Stated task
Filter the listing and keep only the lines with the word "light".

Exercise inputs
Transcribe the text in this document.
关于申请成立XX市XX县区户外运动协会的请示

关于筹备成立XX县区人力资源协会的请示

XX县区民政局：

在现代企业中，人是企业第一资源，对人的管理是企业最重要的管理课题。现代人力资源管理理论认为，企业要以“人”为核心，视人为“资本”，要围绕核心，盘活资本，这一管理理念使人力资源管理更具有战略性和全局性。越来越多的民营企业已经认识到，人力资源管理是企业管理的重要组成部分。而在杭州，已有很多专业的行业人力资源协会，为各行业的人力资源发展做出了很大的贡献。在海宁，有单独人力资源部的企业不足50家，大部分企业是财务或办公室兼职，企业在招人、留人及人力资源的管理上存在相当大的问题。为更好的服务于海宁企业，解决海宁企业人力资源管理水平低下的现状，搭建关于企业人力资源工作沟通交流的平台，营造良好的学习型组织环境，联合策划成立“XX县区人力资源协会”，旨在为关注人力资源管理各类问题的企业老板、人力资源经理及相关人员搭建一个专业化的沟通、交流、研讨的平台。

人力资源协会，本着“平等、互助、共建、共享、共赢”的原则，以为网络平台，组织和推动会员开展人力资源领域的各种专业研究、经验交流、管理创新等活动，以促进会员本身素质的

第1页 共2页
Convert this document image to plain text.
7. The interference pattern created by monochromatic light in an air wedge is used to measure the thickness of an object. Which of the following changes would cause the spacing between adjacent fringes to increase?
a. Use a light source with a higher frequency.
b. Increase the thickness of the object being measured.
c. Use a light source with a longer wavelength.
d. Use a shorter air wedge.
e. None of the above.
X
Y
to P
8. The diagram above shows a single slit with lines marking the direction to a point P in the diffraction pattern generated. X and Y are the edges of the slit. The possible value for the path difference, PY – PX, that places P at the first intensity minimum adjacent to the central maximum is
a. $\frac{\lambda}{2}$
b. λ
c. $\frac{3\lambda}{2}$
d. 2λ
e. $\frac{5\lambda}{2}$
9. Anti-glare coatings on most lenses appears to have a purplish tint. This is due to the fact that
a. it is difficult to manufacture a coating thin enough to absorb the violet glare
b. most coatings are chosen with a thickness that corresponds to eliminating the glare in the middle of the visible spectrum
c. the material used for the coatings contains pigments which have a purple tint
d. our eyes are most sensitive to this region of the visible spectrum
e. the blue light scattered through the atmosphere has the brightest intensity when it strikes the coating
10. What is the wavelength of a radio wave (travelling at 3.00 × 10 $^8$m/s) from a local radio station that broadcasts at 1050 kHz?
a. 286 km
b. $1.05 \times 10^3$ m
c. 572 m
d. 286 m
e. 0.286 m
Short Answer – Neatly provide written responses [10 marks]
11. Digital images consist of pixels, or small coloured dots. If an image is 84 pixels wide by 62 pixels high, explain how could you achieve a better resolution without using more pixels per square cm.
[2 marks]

Expected answer
7. The interference pattern created by monochromatic light in an air wedge is used to measure the thickness of an object. Which of the following changes would cause the spacing between adjacent fringes to increase?
a. Use a light source with a higher frequency.
c. Use a light source with a longer wavelength.
e. the blue light scattered through the atmosphere has the brightest intensity when it strikes the coating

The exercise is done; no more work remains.